Transcribe all of the records precisely as they are presented.

* _EXERCISE INPUT_
[Start]
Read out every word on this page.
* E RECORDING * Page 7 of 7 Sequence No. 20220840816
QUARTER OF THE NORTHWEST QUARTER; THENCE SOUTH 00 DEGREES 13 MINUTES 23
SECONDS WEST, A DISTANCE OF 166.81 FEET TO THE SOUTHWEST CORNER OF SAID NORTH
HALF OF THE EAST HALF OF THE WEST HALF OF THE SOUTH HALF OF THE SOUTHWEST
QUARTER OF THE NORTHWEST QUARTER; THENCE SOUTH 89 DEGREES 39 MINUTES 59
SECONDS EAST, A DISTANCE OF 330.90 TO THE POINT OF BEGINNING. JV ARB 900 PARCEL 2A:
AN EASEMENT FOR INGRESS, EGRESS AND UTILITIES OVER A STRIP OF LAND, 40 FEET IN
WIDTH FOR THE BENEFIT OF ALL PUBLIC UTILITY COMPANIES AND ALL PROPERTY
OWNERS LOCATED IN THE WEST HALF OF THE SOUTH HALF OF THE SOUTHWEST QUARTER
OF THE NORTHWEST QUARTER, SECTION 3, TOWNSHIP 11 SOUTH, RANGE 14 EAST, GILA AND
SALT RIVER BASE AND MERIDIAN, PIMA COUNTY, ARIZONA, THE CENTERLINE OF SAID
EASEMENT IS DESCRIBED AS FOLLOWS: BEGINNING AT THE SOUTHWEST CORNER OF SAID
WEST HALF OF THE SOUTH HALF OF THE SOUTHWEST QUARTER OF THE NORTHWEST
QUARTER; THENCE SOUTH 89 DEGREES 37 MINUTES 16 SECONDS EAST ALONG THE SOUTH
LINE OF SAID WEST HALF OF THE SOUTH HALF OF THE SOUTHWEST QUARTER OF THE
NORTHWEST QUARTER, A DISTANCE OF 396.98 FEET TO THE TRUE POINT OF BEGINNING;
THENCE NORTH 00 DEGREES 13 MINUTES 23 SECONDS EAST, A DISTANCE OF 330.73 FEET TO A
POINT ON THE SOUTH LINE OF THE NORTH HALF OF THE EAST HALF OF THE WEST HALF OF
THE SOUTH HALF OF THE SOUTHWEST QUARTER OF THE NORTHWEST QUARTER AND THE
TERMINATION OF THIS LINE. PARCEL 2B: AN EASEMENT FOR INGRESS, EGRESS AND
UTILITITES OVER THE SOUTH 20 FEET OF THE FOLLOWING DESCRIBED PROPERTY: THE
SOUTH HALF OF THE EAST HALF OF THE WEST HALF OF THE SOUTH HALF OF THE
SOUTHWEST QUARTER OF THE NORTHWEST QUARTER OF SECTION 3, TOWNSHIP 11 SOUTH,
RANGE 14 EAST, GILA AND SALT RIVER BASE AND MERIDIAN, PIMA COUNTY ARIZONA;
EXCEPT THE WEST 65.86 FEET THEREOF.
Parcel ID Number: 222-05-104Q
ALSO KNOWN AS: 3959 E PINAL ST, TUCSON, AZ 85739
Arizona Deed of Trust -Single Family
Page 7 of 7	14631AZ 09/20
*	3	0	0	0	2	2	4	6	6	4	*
[End]
* _ANSWER FOR THE TASK_
Read out every word on this page.
* E RECORDING * Page 7 of 7 Sequence No. 20220840816
QUARTER OF THE NORTHWEST QUARTER; THENCE SOUTH 00 DEGREES 13 MINUTES 23
SECONDS WEST, A DISTANCE OF 166.81 FEET TO THE SOUTHWEST CORNER OF SAID NORTH
HALF OF THE EAST HALF OF THE WEST HALF OF THE SOUTH HALF OF THE SOUTHWEST
QUARTER OF THE NORTHWEST QUARTER; THENCE SOUTH 89 DEGREES 39 MINUTES 59
SECONDS EAST, A DISTANCE OF 330.90 TO THE POINT OF BEGINNING. JV ARB 900 PARCEL 2A:
AN EASEMENT FOR INGRESS, EGRESS AND UTILITIES OVER A STRIP OF LAND, 40 FEET IN
WIDTH FOR THE BENEFIT OF ALL PUBLIC UTILITY COMPANIES AND ALL PROPERTY
OWNERS LOCATED IN THE WEST HALF OF THE SOUTH HALF OF THE SOUTHWEST QUARTER
OF THE NORTHWEST QUARTER, SECTION 3, TOWNSHIP 11 SOUTH, RANGE 14 EAST, GILA AND
SALT RIVER BASE AND MERIDIAN, PIMA COUNTY, ARIZONA, THE CENTERLINE OF SAID
EASEMENT IS DESCRIBED AS FOLLOWS: BEGINNING AT THE SOUTHWEST CORNER OF SAID
WEST HALF OF THE SOUTH HALF OF THE SOUTHWEST QUARTER OF THE NORTHWEST
QUARTER; THENCE SOUTH 89 DEGREES 37 MINUTES 16 SECONDS EAST ALONG THE SOUTH
LINE OF SAID WEST HALF OF THE SOUTH HALF OF THE SOUTHWEST QUARTER OF THE
NORTHWEST QUARTER, A DISTANCE OF 396.98 FEET TO THE TRUE POINT OF BEGINNING;
THENCE NORTH 00 DEGREES 13 MINUTES 23 SECONDS EAST, A DISTANCE OF 330.73 FEET TO A
POINT ON THE SOUTH LINE OF THE NORTH HALF OF THE EAST HALF OF THE WEST HALF OF
THE SOUTH HALF OF THE SOUTHWEST QUARTER OF THE NORTHWEST QUARTER AND THE
TERMINATION OF THIS LINE. PARCEL 2B: AN EASEMENT FOR INGRESS, EGRESS AND
UTILITITES OVER THE SOUTH 20 FEET OF THE FOLLOWING DESCRIBED PROPERTY: THE
SOUTH HALF OF THE EAST HALF OF THE WEST HALF OF THE SOUTH HALF OF THE
SOUTHWEST QUARTER OF THE NORTHWEST QUARTER OF SECTION 3, TOWNSHIP 11 SOUTH,
RANGE 14 EAST, GILA AND SALT RIVER BASE AND MERIDIAN, PIMA COUNTY ARIZONA;
EXCEPT THE WEST 65.86 FEET THEREOF.
Parcel ID Number: 222-05-104Q
ALSO KNOWN AS: 3959 E PINAL ST, TUCSON, AZ 85739
Arizona Deed of Trust -Single Family
Page 7 of 7	14631AZ 09/20
*	3	0	0	0	2	2	4	6	6	4	*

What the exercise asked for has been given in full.